▶ _Work request_
Output the full set of records exactly.

▶ _Stored data_
######

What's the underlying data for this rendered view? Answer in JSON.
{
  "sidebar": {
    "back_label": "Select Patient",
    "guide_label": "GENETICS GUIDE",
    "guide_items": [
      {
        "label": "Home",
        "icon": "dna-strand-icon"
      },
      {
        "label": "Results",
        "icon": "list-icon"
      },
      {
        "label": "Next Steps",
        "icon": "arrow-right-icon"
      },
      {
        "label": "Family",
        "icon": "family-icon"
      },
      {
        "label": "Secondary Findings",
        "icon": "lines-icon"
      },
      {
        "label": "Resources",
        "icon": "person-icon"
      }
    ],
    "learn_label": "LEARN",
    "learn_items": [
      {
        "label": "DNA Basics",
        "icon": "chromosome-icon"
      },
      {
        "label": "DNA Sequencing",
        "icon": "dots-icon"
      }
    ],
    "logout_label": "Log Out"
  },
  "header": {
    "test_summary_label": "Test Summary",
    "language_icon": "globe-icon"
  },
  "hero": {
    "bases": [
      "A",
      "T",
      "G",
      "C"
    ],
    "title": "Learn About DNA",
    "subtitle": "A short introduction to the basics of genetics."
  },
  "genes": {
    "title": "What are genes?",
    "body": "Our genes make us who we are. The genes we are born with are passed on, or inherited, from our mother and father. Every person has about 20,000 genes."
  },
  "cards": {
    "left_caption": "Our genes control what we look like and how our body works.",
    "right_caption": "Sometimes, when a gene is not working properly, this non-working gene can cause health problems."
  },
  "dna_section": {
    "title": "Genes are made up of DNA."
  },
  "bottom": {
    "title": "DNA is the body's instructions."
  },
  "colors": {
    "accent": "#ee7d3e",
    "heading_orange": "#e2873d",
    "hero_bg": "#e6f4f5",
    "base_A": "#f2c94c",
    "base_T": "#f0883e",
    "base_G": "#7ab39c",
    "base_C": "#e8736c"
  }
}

######

▶ _Response box_
What's the underlying data for this rendered view? Answer in JSON.
{
  "sidebar": {
    "back_label": "Select Patient",
    "guide_label": "GENETICS GUIDE",
    "guide_items": [
      {
        "label": "Home",
        "icon": "dna-strand-icon"
      },
      {
        "label": "Results",
        "icon": "list-icon"
      },
      {
        "label": "Next Steps",
        "icon": "arrow-right-icon"
      },
      {
        "label": "Family",
        "icon": "family-icon"
      },
      {
        "label": "Secondary Findings",
        "icon": "lines-icon"
      },
      {
        "label": "Resources",
        "icon": "person-icon"
      }
    ],
    "learn_label": "LEARN",
    "learn_items": [
      {
        "label": "DNA Basics",
        "icon": "chromosome-icon"
      },
      {
        "label": "DNA Sequencing",
        "icon": "dots-icon"
      }
    ],
    "logout_label": "Log Out"
  },
  "header": {
    "test_summary_label": "Test Summary",
    "language_icon": "globe-icon"
  },
  "hero": {
    "bases": [
      "A",
      "T",
      "G",
      "C"
    ],
    "title": "Learn About DNA",
    "subtitle": "A short introduction to the basics of genetics."
  },
  "genes": {
    "title": "What are genes?",
    "body": "Our genes make us who we are. The genes we are born with are passed on, or inherited, from our mother and father. Every person has about 20,000 genes."
  },
  "cards": {
    "left_caption": "Our genes control what we look like and how our body works.",
    "right_caption": "Sometimes, when a gene is not working properly, this non-working gene can cause health problems."
  },
  "dna_section": {
    "title": "Genes are made up of DNA."
  },
  "bottom": {
    "title": "DNA is the body's instructions."
  },
  "colors": {
    "accent": "#ee7d3e",
    "heading_orange": "#e2873d",
    "hero_bg": "#e6f4f5",
    "base_A": "#f2c94c",
    "base_T": "#f0883e",
    "base_G": "#7ab39c",
    "base_C": "#e8736c"
  }
}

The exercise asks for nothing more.